Latihan A: Tolong sebutkan semua nama orang yang muncul dalam teks tentang pendidikan di bawah ini.

Munculnya terobosan baru dalam dunia pendidikan—baik tradisional beralih ke modern, individual menjadi komunal, dari wajah ke wajah, kemudian ke layar ponsel—bagi saya patut disyukuri.
Kalau beberapa tahun yang lalu, sore atau malam hari anak-anak datang ke lembaga bimbingan belajar, atau sebaliknya; ada pembimbing yang berduyun-duyun datang ke rumah si pembelajar untuk mengajarinya materi pelajaran mulai dari hal yang paling mendasar hingga materi persiapan ujian nasional.
Adanya terobosan baru ini artinya, kalau sore atau malam hari, kita harus merelakan keadaan jika tidak menyaksikan segerombolan anak yang tertawa bersama-sama ketika menemukan hal yang lucu pada saat belajar, kita tak akan lagi menyaksikan anak-anak yang saling pinjam-meminjam penghapus, pulpen, tipex, atau menyaksikan anak-anak yang membantu temannya mengerjakan soal.
Tak sia-sia perjuangan dan pengorbanan para pahlawan tanpa tanda jasa. Dari proses pembelajara yang serba tradisonal dan sederhana pada saat itu telah berhasil memuncualkan banyak tokoh yang kini ikut mengurus pendidikan di negeri kita. Kita bisa tahu sendiri dari manakah latar belakang pendidikan Pak Muhadjir Efendi, Pak Lukman Hakim Saifuddin.
Seorang kiai tanpa pesantren, juga budayawan yang banyak dikagumi, Emha Ainun Najib pernah khawatir, “Kalau anak-anak tak menemukan lagi pusat kebudayaan, maka jangan salahkan siapa pun jika makin banyaknya tindak kejahatan yang dilakukan oleh anak-anak itu”.
Lihatlah fenomena yang terjadi akhir-akhir ini. Di Yogyakarta misalnya; segerombolan anak-anak muda yang mencari jati diri, pada malam hari melakukan aksi “klitih”. Istilah ini mirip dengan aksi begal di jalan raya, tapi sipelaku tidak mengambil sesuatu dari si korban, mereka hanya melukai dan menyakiti. Selepas beraksi mereka akan lari dan tertawa bahagia.
Fenomena apakah ini? Untuk itulah, para pahlawan tanpa tanda jasa ketika itu tak pernah merasa lelah, mereka mengerahkan seluruh jiwa dan raganya, meskipun gaji pas-pasan, bahkan ada yang justru malah tekor secara matematis karena ikut berjuang mengembangkan lembaga pendidikan yang mereka kelola. Bagian-bagian hidup yang mereka miliki, nyaris dinomorduakan, mereka lebih memilih mendampingi anak-anak sepanjang hari. Belum lagi jika kita menengok ke pesantren, seluruh hidup pengasuh dan guru-gurunya hanya untuk pendidikan dan murid-murid mereka, memastikan kehidupan murid-muridnya jauh dari hal buruk.

Latihan B: Pilih setiap baris dalam daftar di bawah ini yang memuat kata "arrow". Perbedaan huruf besar dan kecil diperhitungkan.

Data yang Diberikan:
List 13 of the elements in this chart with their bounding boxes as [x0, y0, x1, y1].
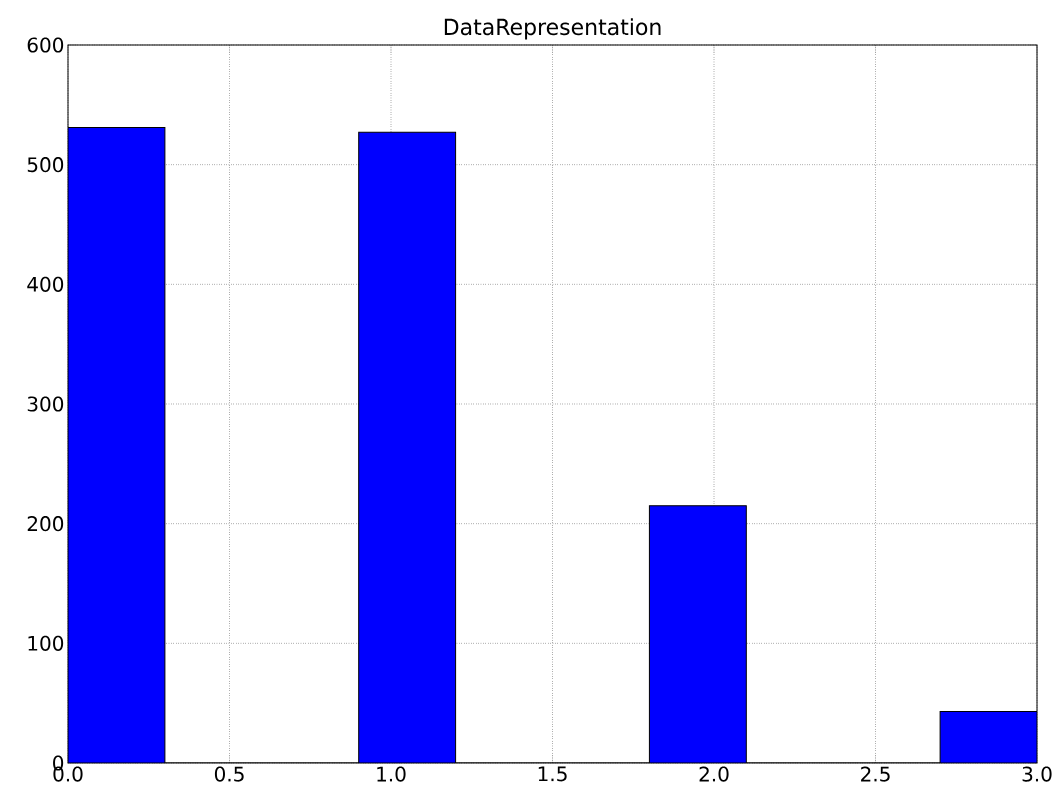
y-tick-label: 300 [27, 396, 64, 412]
y-tick-label: 600 [27, 37, 64, 53]
y-tick-label: 400 [27, 276, 64, 292]
y-tick-label: 100 [28, 635, 64, 651]
x-tick-label: 3.0 [1022, 766, 1052, 782]
y-tick-label: 500 [27, 157, 64, 173]
x-tick-label: 0.5 [214, 766, 244, 782]
y-tick-label: 200 [27, 516, 64, 532]
x-tick-label: 2.5 [861, 766, 890, 782]
x-tick-label: 2.0 [699, 766, 729, 782]
x-tick-label: 1.5 [538, 766, 567, 782]
x-tick-label: 1.0 [377, 766, 406, 782]
chart-title: DataRepresentation [444, 18, 661, 40]
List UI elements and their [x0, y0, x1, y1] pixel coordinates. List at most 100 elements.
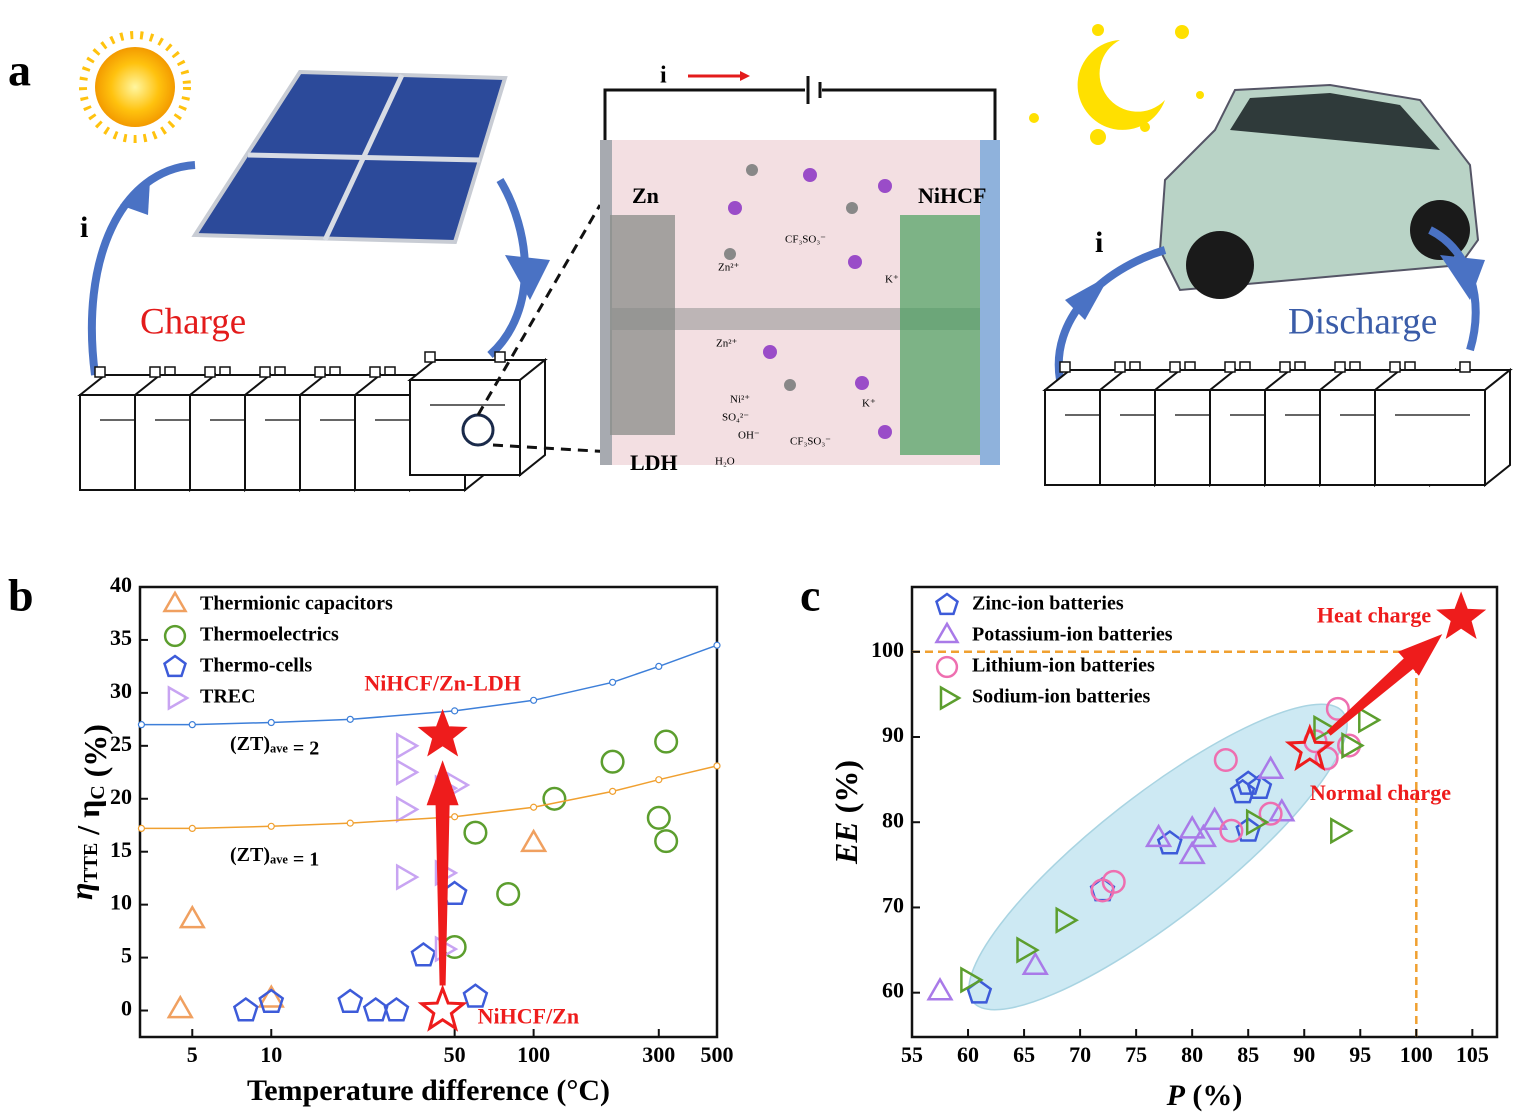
legend-marker — [163, 654, 187, 678]
wheel — [1186, 231, 1254, 299]
data-point — [337, 988, 364, 1014]
highlight-point — [417, 984, 468, 1032]
x-axis-label: Temperature difference (°C) — [247, 1074, 610, 1107]
y-axis-label-part: (%) — [77, 724, 113, 785]
panel-label: c — [800, 570, 820, 621]
data-point — [1358, 706, 1382, 734]
y-tick-label: 100 — [871, 637, 904, 662]
data-point — [1341, 731, 1365, 760]
nihcf-crystal — [900, 215, 980, 455]
highlight-point — [1436, 591, 1487, 639]
data-point — [1144, 823, 1173, 848]
ion-label: OH⁻ — [738, 430, 760, 442]
trend-arrow — [1326, 634, 1443, 736]
curve-point — [267, 822, 275, 830]
legend-label: Lithium-ion batteries — [972, 655, 1155, 677]
data-point — [1101, 869, 1126, 894]
ion-label: H₂O — [715, 456, 735, 468]
moon — [1077, 40, 1165, 130]
x-axis-label: P (%) — [1166, 1079, 1243, 1112]
highlight-point — [417, 708, 468, 757]
curve-annotation-part: (ZT) — [230, 844, 270, 866]
y-axis-label-part: (%) — [828, 760, 864, 821]
data-point — [1016, 936, 1040, 964]
star — [1092, 24, 1104, 36]
highlight-label: Heat charge — [1317, 603, 1431, 628]
legend-label: Sodium-ion batteries — [972, 686, 1151, 708]
ion-label: K⁺ — [885, 274, 899, 286]
anode-label: Zn — [632, 183, 659, 208]
flow-arrow — [1054, 246, 1167, 381]
ion — [878, 425, 892, 439]
data-point — [542, 786, 567, 811]
zn-layer — [610, 215, 675, 435]
y-axis-label-part: η — [70, 800, 106, 818]
ion-label: SO₄²⁻ — [722, 412, 749, 424]
ion — [784, 379, 796, 391]
data-point — [1330, 817, 1354, 845]
data-point — [178, 904, 206, 929]
data-point — [1313, 714, 1337, 743]
legend-marker — [162, 590, 188, 613]
curve-point — [608, 678, 617, 686]
cathode-label: NiHCF — [918, 183, 986, 208]
ion-label: Zn²⁺ — [716, 338, 738, 350]
data-point — [1235, 817, 1262, 842]
curve-point — [713, 762, 721, 770]
x-axis-label-part: Temperature difference (°C) — [247, 1074, 610, 1107]
data-point — [960, 966, 984, 994]
x-tick-label: 90 — [1293, 1042, 1315, 1067]
data-point — [166, 994, 194, 1019]
y-tick-label: 60 — [882, 978, 904, 1003]
model-curve — [141, 765, 718, 830]
curve-point — [530, 803, 538, 811]
curve-point — [655, 776, 663, 784]
curve-annotation-part: = 2 — [288, 737, 319, 759]
car — [1158, 83, 1480, 299]
battery — [1374, 361, 1511, 486]
data-point — [654, 829, 679, 854]
curve-point — [655, 662, 663, 671]
solar-panel — [191, 69, 508, 245]
y-tick-label: 15 — [110, 837, 132, 862]
ion — [763, 345, 777, 359]
y-tick-label: 70 — [882, 893, 904, 918]
highlight-label: NiHCF/Zn — [478, 1004, 579, 1029]
arrow-head — [120, 180, 150, 215]
battery-row-left — [79, 351, 546, 491]
wire — [822, 88, 997, 140]
data-point — [232, 996, 259, 1022]
legend-marker — [163, 624, 187, 648]
star — [1196, 91, 1204, 99]
ion — [724, 248, 736, 260]
data-point — [395, 863, 420, 891]
legend-marker — [934, 621, 960, 644]
ion — [855, 376, 869, 390]
sun-disc — [95, 47, 175, 127]
data-point — [362, 996, 389, 1022]
x-tick-label: 95 — [1349, 1042, 1371, 1067]
data-point — [496, 882, 521, 907]
data-point — [395, 732, 420, 760]
star — [1140, 122, 1150, 132]
curve-point — [530, 696, 538, 704]
wire — [603, 88, 805, 140]
data-point — [395, 795, 420, 823]
data-point — [1189, 823, 1217, 848]
legend-label: Thermo-cells — [200, 655, 312, 677]
data-point — [1246, 774, 1273, 800]
y-tick-label: 25 — [110, 731, 132, 756]
ion — [728, 201, 742, 215]
data-point — [1178, 840, 1206, 865]
legend-marker — [935, 592, 959, 616]
legend-label: Thermoelectrics — [200, 624, 339, 646]
highlight-label: Normal charge — [1310, 780, 1451, 805]
curve-annotation-sub: ave — [270, 852, 288, 866]
x-tick-label: 60 — [957, 1042, 979, 1067]
legend-marker — [935, 655, 959, 679]
x-tick-label: 500 — [701, 1042, 734, 1067]
legend-label: TREC — [200, 686, 256, 708]
x-tick-label: 55 — [901, 1042, 923, 1067]
data-point — [1245, 808, 1270, 836]
curve-point — [608, 787, 617, 795]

Hasil Akhir A: Muhadjir Efendi, Lukman Hakim Saifuddin, Emha Ainun Najib

Hasil Akhir B:
trend-arrow — [1326, 634, 1443, 736]
flow-arrow — [1054, 246, 1167, 381]
arrow-head — [120, 180, 150, 215]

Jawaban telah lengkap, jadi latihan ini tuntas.